-- START OF TASK DATA --

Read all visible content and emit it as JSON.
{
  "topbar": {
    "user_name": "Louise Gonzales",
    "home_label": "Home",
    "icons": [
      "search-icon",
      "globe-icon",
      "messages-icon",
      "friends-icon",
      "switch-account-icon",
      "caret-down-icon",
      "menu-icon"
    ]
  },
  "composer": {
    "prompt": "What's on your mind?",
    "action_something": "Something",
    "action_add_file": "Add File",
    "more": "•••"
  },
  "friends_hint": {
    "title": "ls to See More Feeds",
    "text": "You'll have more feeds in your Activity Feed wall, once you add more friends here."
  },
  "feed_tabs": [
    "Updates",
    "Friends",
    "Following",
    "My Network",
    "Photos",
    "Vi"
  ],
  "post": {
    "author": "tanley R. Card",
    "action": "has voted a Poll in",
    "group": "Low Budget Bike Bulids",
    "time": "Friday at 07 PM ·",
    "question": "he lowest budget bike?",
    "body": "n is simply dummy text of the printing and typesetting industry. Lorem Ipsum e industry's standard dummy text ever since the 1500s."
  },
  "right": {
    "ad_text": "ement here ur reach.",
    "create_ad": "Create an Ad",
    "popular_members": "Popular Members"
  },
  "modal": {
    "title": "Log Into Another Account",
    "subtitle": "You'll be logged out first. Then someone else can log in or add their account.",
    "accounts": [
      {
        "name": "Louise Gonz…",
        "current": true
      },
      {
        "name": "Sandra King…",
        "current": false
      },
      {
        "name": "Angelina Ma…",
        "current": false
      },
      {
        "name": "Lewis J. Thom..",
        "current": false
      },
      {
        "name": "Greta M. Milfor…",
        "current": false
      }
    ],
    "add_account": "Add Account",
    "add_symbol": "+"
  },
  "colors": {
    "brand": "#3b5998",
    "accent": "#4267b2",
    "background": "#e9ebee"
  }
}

-- END OF TASK DATA --

WHAT IS NEEDED: Reproduce the material in full, with no word added or dropped.

FINISHED TASK:
Read all visible content and emit it as JSON.
{
  "topbar": {
    "user_name": "Louise Gonzales",
    "home_label": "Home",
    "icons": [
      "search-icon",
      "globe-icon",
      "messages-icon",
      "friends-icon",
      "switch-account-icon",
      "caret-down-icon",
      "menu-icon"
    ]
  },
  "composer": {
    "prompt": "What's on your mind?",
    "action_something": "Something",
    "action_add_file": "Add File",
    "more": "•••"
  },
  "friends_hint": {
    "title": "ls to See More Feeds",
    "text": "You'll have more feeds in your Activity Feed wall, once you add more friends here."
  },
  "feed_tabs": [
    "Updates",
    "Friends",
    "Following",
    "My Network",
    "Photos",
    "Vi"
  ],
  "post": {
    "author": "tanley R. Card",
    "action": "has voted a Poll in",
    "group": "Low Budget Bike Bulids",
    "time": "Friday at 07 PM ·",
    "question": "he lowest budget bike?",
    "body": "n is simply dummy text of the printing and typesetting industry. Lorem Ipsum e industry's standard dummy text ever since the 1500s."
  },
  "right": {
    "ad_text": "ement here ur reach.",
    "create_ad": "Create an Ad",
    "popular_members": "Popular Members"
  },
  "modal": {
    "title": "Log Into Another Account",
    "subtitle": "You'll be logged out first. Then someone else can log in or add their account.",
    "accounts": [
      {
        "name": "Louise Gonz…",
        "current": true
      },
      {
        "name": "Sandra King…",
        "current": false
      },
      {
        "name": "Angelina Ma…",
        "current": false
      },
      {
        "name": "Lewis J. Thom..",
        "current": false
      },
      {
        "name": "Greta M. Milfor…",
        "current": false
      }
    ],
    "add_account": "Add Account",
    "add_symbol": "+"
  },
  "colors": {
    "brand": "#3b5998",
    "accent": "#4267b2",
    "background": "#e9ebee"
  }
}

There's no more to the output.